> Task objective
Scan the records below. List lines holding "event".

> Source material

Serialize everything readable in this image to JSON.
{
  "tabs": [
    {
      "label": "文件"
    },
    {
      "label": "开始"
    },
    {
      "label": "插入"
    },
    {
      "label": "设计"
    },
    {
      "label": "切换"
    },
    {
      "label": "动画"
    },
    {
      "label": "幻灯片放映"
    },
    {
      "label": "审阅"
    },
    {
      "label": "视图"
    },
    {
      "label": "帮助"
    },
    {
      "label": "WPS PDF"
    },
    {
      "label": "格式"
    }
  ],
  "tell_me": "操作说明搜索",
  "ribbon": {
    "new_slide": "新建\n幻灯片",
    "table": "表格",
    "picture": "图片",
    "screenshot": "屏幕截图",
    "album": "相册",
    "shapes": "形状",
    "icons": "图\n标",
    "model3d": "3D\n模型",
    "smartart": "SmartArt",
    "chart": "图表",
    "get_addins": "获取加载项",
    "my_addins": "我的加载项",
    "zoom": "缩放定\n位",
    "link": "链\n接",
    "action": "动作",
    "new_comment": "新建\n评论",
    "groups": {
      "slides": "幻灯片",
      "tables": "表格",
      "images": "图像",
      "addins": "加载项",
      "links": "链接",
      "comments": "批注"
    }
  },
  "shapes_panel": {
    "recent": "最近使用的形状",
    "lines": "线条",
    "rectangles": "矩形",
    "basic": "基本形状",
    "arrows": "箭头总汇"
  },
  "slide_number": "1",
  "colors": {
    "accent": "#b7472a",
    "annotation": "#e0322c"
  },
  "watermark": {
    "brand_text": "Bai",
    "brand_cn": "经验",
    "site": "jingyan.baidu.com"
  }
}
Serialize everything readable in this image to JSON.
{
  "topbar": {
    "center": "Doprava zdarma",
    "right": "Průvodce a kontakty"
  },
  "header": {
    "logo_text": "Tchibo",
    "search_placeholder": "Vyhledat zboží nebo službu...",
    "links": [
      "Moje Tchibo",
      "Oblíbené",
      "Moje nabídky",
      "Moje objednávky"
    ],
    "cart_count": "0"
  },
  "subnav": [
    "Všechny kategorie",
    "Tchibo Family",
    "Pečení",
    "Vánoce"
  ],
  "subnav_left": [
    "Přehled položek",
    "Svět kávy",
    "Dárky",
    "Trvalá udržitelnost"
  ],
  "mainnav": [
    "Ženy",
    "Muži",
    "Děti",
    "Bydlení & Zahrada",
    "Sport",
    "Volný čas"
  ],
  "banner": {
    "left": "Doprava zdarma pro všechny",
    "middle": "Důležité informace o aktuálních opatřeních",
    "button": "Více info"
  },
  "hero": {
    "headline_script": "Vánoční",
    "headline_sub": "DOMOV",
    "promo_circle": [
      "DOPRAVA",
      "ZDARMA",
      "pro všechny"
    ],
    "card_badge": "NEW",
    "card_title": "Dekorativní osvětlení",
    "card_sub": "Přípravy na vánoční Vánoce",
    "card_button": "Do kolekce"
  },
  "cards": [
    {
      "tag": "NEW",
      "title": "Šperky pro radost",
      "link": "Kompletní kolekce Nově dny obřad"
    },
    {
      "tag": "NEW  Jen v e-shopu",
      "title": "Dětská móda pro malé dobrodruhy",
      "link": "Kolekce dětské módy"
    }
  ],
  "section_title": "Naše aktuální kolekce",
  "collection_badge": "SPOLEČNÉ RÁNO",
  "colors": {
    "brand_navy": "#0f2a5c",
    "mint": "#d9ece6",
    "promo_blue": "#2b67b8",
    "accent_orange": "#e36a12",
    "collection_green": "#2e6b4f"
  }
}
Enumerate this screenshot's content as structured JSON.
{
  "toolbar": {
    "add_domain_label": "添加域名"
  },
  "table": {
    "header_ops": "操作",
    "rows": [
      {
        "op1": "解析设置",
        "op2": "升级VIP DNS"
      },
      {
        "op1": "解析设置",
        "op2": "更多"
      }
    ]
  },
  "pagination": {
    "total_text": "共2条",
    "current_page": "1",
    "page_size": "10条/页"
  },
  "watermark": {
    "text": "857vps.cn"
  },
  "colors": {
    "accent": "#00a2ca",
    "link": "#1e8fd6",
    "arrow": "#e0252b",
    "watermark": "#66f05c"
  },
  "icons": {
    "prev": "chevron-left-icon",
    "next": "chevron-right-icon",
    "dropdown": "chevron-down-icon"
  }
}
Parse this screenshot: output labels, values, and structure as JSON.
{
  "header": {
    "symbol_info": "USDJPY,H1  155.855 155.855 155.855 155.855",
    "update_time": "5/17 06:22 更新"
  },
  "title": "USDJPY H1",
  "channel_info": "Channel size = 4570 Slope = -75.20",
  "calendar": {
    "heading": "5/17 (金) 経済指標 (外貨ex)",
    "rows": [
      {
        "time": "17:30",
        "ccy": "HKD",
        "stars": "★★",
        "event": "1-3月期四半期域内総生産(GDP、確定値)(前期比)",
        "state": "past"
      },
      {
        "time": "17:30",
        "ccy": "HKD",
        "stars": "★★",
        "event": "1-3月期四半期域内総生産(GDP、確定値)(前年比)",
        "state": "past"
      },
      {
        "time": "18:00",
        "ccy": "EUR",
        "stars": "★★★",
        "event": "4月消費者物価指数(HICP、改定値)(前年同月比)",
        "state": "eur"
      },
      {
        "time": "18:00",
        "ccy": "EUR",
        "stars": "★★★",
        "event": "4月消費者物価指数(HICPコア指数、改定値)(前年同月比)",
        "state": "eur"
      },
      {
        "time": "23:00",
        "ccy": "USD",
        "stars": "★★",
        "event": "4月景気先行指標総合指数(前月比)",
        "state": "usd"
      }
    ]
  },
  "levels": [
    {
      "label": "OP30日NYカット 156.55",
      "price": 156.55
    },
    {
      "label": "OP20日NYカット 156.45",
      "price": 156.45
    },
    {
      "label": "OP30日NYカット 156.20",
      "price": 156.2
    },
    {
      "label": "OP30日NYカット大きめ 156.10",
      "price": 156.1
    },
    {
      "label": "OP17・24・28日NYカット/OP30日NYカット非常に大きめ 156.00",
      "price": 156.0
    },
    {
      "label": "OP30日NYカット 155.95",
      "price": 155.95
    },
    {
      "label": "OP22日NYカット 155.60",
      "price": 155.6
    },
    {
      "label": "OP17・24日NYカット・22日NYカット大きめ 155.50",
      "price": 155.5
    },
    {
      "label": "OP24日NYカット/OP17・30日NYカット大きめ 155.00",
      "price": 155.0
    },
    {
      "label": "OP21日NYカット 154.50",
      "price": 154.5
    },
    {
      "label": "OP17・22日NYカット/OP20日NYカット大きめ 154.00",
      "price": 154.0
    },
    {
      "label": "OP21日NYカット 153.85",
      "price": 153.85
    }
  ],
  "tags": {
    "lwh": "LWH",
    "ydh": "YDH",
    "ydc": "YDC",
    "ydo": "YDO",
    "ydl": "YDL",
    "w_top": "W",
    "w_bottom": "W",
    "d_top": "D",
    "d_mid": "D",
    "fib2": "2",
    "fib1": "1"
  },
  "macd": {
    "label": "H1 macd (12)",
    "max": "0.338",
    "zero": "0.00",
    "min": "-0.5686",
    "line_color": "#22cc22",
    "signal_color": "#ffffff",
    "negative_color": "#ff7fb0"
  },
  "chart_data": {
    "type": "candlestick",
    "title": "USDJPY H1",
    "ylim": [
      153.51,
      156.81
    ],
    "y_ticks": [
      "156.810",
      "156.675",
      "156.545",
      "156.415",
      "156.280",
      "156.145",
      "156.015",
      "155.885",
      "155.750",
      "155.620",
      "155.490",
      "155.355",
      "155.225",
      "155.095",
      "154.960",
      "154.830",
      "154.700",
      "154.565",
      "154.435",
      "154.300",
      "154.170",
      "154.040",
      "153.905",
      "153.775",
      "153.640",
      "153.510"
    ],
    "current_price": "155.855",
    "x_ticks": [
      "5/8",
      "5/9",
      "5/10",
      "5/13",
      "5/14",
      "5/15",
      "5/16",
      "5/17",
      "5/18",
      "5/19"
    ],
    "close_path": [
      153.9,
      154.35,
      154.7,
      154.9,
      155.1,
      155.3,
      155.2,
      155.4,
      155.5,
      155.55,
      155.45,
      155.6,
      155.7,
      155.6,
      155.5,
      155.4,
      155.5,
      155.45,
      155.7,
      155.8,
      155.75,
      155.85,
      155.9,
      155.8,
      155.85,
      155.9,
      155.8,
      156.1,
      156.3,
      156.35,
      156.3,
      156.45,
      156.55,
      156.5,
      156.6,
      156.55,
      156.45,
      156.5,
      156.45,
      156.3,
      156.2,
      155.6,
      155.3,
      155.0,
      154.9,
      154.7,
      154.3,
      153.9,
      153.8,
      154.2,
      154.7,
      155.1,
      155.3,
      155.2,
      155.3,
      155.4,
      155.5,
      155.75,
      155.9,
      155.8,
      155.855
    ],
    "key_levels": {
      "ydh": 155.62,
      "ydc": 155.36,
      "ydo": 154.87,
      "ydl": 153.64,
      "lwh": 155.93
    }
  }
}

> Problem solution
        "event": "1-3月期四半期域内総生産(GDP、確定値)(前期比)",
        "event": "1-3月期四半期域内総生産(GDP、確定値)(前年比)",
        "event": "4月消費者物価指数(HICP、改定値)(前年同月比)",
        "event": "4月消費者物価指数(HICPコア指数、改定値)(前年同月比)",
        "event": "4月景気先行指標総合指数(前月比)",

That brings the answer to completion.